### Set exercise:
Identify each line containing the word "DUPONT" and copy it.

[Dataset entries]

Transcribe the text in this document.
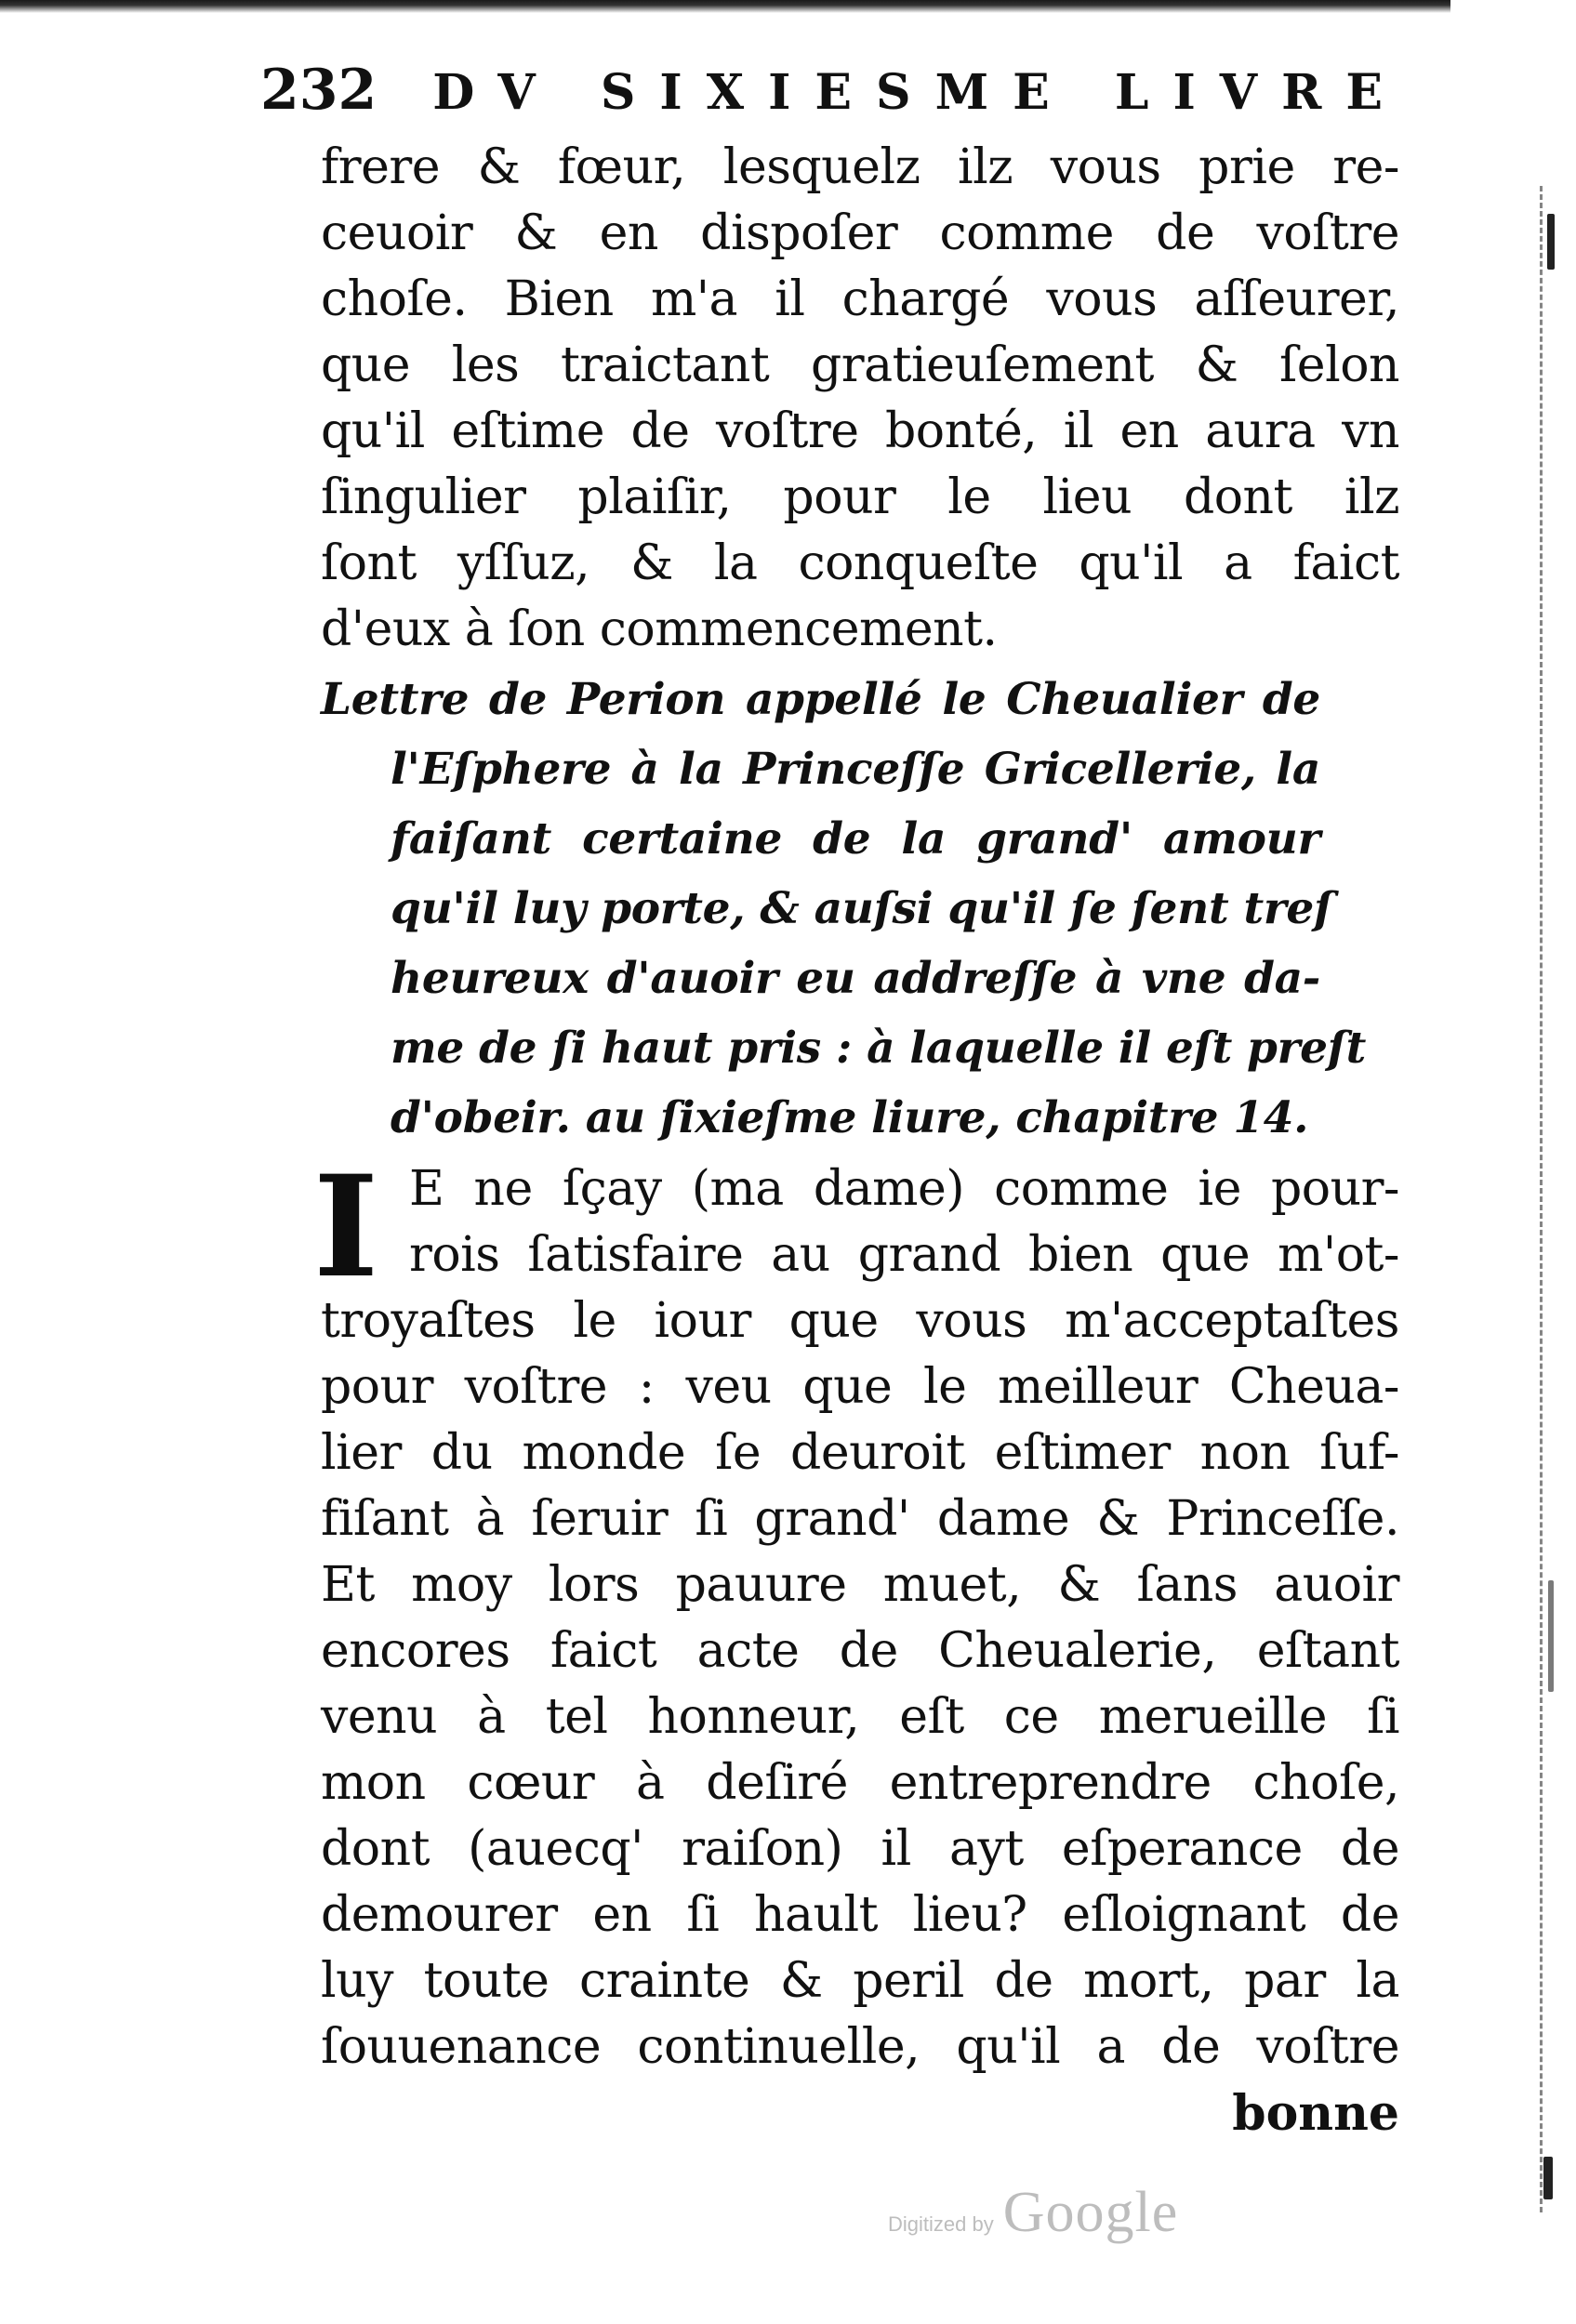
232 DV SIXIESME LIVRE
frere & fœur, lesquelz ilz vous prie re-
ceuoir & en dispoſer comme de voſtre
choſe. Bien m'a il chargé vous aſſeurer,
que les traictant gratieuſement & ſelon
qu'il eſtime de voſtre bonté, il en aura vn
ſingulier plaiſir, pour le lieu dont ilz
ſont yſſuz, & la conqueſte qu'il a faict
d'eux à ſon commencement.
Lettre de Perion appellé le Cheualier de
l'Eſphere à la Princeſſe Gricellerie, la
faiſant certaine de la grand' amour
qu'il luy porte, & auſsi qu'il ſe ſent treſ
heureux d'auoir eu addreſſe à vne da-
me de ſi haut pris : à laquelle il eſt preſt
d'obeir. au ſixieſme liure, chapitre 14.
I E ne ſçay (ma dame) comme ie pour-
rois ſatisfaire au grand bien que m'ot-
troyaſtes le iour que vous m'acceptaſtes
pour voſtre : veu que le meilleur Cheua-
lier du monde ſe deuroit eſtimer non ſuf-
fiſant à ſeruir ſi grand' dame & Princeſſe.
Et moy lors pauure muet, & ſans auoir
encores faict acte de Cheualerie, eſtant
venu à tel honneur, eſt ce merueille ſi
mon cœur à deſiré entreprendre choſe,
dont (auecq' raiſon) il ayt eſperance de
demourer en ſi hault lieu? eſloignant de
luy toute crainte & peril de mort, par la
ſouuenance continuelle, qu'il a de voſtre
bonne
Digitized by Google
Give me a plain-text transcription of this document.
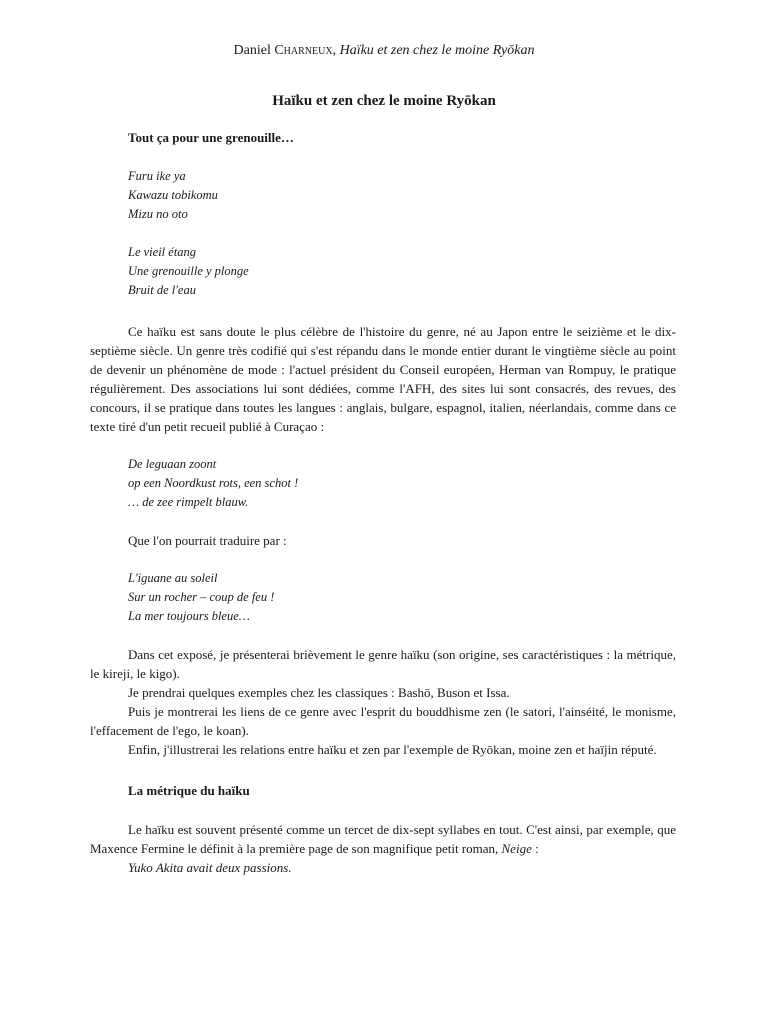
Daniel Charneux, Haïku et zen chez le moine Ryōkan
Haïku et zen chez le moine Ryōkan
Tout ça pour une grenouille…
Furu ike ya
Kawazu tobikomu
Mizu no oto
Le vieil étang
Une grenouille y plonge
Bruit de l'eau

Ce haïku est sans doute le plus célèbre de l'histoire du genre, né au Japon entre le seizième et le dix-septième siècle. Un genre très codifié qui s'est répandu dans le monde entier durant le vingtième siècle au point de devenir un phénomène de mode : l'actuel président du Conseil européen, Herman van Rompuy, le pratique régulièrement. Des associations lui sont dédiées, comme l'AFH, des sites lui sont consacrés, des revues, des concours, il se pratique dans toutes les langues : anglais, bulgare, espagnol, italien, néerlandais, comme dans ce texte tiré d'un petit recueil publié à Curaçao :

De leguaan zoont
op een Noordkust rots, een schot !
… de zee rimpelt blauw.

Que l'on pourrait traduire par :

L'iguane au soleil
Sur un rocher – coup de feu !
La mer toujours bleue…

Dans cet exposé, je présenterai brièvement le genre haïku (son origine, ses caractéristiques : la métrique, le kireji, le kigo).

Je prendrai quelques exemples chez les classiques : Bashō, Buson et Issa.

Puis je montrerai les liens de ce genre avec l'esprit du bouddhisme zen (le satori, l'ainséité, le monisme, l'effacement de l'ego, le koan).

Enfin, j'illustrerai les relations entre haïku et zen par l'exemple de Ryōkan, moine zen et haïjin réputé.

La métrique du haïku

Le haïku est souvent présenté comme un tercet de dix-sept syllabes en tout. C'est ainsi, par exemple, que Maxence Fermine le définit à la première page de son magnifique petit roman, Neige :

Yuko Akita avait deux passions.
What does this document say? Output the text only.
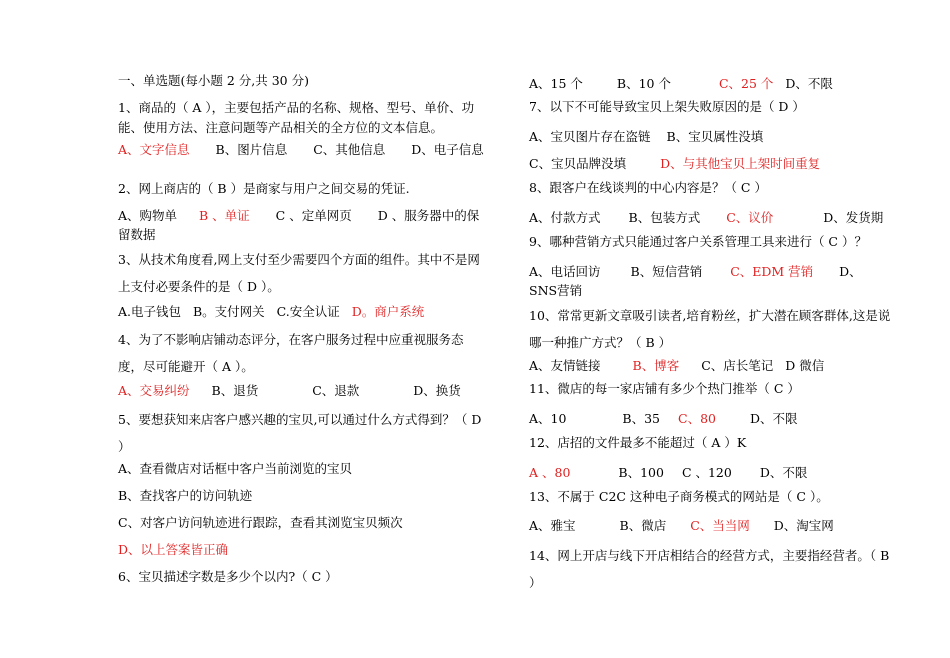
一、单选题(每小题 2 分,共 30 分)
1、商品的（ A ），主要包括产品的名称、规格、型号、单价、功能、使用方法、注意问题等产品相关的全方位的文本信息。
A、文字信息 B、图片信息 C、其他信息 D、电子信息
2、网上商店的（ B ）是商家与用户之间交易的凭证.
A、购物单 B 、单证 C 、定单网页 D 、服务器中的保留数据
3、从技术角度看,网上支付至少需要四个方面的组件。其中不是网上支付必要条件的是（ D ）。
A.电子钱包 B。支付网关 C.安全认证 D。商户系统
4、为了不影响店铺动态评分，在客户服务过程中应重视服务态度，尽可能避开（ A ）。
A、交易纠纷 B、退货	C、退款	D、换货
5、要想获知来店客户感兴趣的宝贝,可以通过什么方式得到？（ D ）
A、查看微店对话框中客户当前浏览的宝贝
B、查找客户的访问轨迹
C、对客户访问轨迹进行跟踪，查看其浏览宝贝频次
D、以上答案皆正确
6、宝贝描述字数是多少个以内?（ C ）
A、15 个	B、10 个	C、25 个 D、不限
7、以下不可能导致宝贝上架失败原因的是（ D ）
A、宝贝图片存在盗链 B、宝贝属性没填
C、宝贝品牌没填	D、与其他宝贝上架时间重复
8、跟客户在线谈判的中心内容是？（ C ）
A、付款方式 B、包装方式 C、议价	D、发货期
9、哪种营销方式只能通过客户关系管理工具来进行（ C ）？
A、电话回访 B、短信营销 C、EDM 营销 D、SNS营销
10、常常更新文章吸引读者,培育粉丝，扩大潜在顾客群体,这是说哪一种推广方式？（ B ）
A、友情链接	B、博客 C、店长笔记 D 微信
11、微店的每一家店铺有多少个热门推举（ C ）
A、10	B、35 C、80	D、不限
12、店招的文件最多不能超过（ A ）K
A 、80	B、100 C 、120 D、不限
13、不属于 C2C 这种电子商务模式的网站是（ C ）。
A、雅宝	B、微店 C、当当网 D、淘宝网
14、网上开店与线下开店相结合的经营方式，主要指经营者。（ B ）
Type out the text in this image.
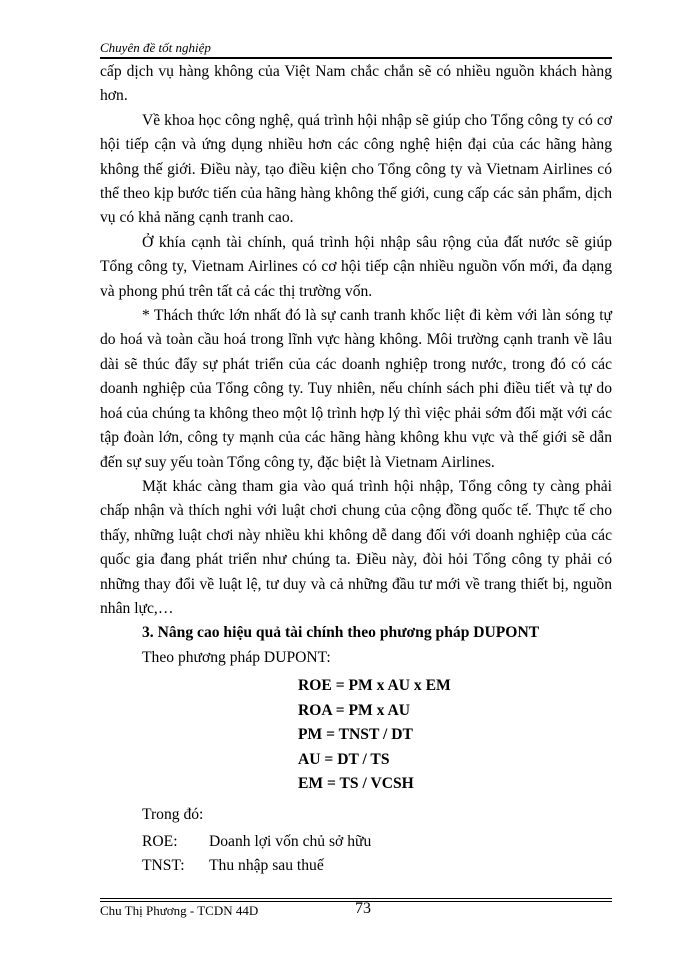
Chuyên đề tốt nghiệp

cấp dịch vụ hàng không của Việt Nam chắc chắn sẽ có nhiều nguồn khách hàng hơn.

Về khoa học công nghệ, quá trình hội nhập sẽ giúp cho Tổng công ty có cơ hội tiếp cận và ứng dụng nhiều hơn các công nghệ hiện đại của các hãng hàng không thế giới. Điều này, tạo điều kiện cho Tổng công ty và Vietnam Airlines có thể theo kịp bước tiến của hãng hàng không thế giới, cung cấp các sản phẩm, dịch vụ có khả năng cạnh tranh cao.

Ở khía cạnh tài chính, quá trình hội nhập sâu rộng của đất nước sẽ giúp Tổng công ty, Vietnam Airlines có cơ hội tiếp cận nhiều nguồn vốn mới, đa dạng và phong phú trên tất cả các thị trường vốn.

* Thách thức lớn nhất đó là sự canh tranh khốc liệt đi kèm với làn sóng tự do hoá và toàn cầu hoá trong lĩnh vực hàng không. Môi trường cạnh tranh về lâu dài sẽ thúc đẩy sự phát triển của các doanh nghiệp trong nước, trong đó có các doanh nghiệp của Tổng công ty. Tuy nhiên, nếu chính sách phi điều tiết và tự do hoá của chúng ta không theo một lộ trình hợp lý thì việc phải sớm đối mặt với các tập đoàn lớn, công ty mạnh của các hãng hàng không khu vực và thế giới sẽ dẫn đến sự suy yếu toàn Tổng công ty, đặc biệt là Vietnam Airlines.

Mặt khác càng tham gia vào quá trình hội nhập, Tổng công ty càng phải chấp nhận và thích nghi với luật chơi chung của cộng đồng quốc tế. Thực tế cho thấy, những luật chơi này nhiều khi không dễ dang đối với doanh nghiệp của các quốc gia đang phát triển như chúng ta. Điều này, đòi hỏi Tổng công ty phải có những thay đổi về luật lệ, tư duy và cả những đầu tư mới về trang thiết bị, nguồn nhân lực,…

3. Nâng cao hiệu quả tài chính theo phương pháp DUPONT

Theo phương pháp DUPONT:

ROE = PM x AU x EM

ROA = PM x AU

PM = TNST / DT

AU = DT / TS

EM = TS / VCSH

Trong đó:

ROE:	Doanh lợi vốn chủ sở hữu
TNST:	Thu nhập sau thuế
Chu Thị Phương - TCDN 44D	73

### Solution for this problem:
3. Nâng cao hiệu quả tài chính theo phương pháp DUPONT
Theo phương pháp DUPONT:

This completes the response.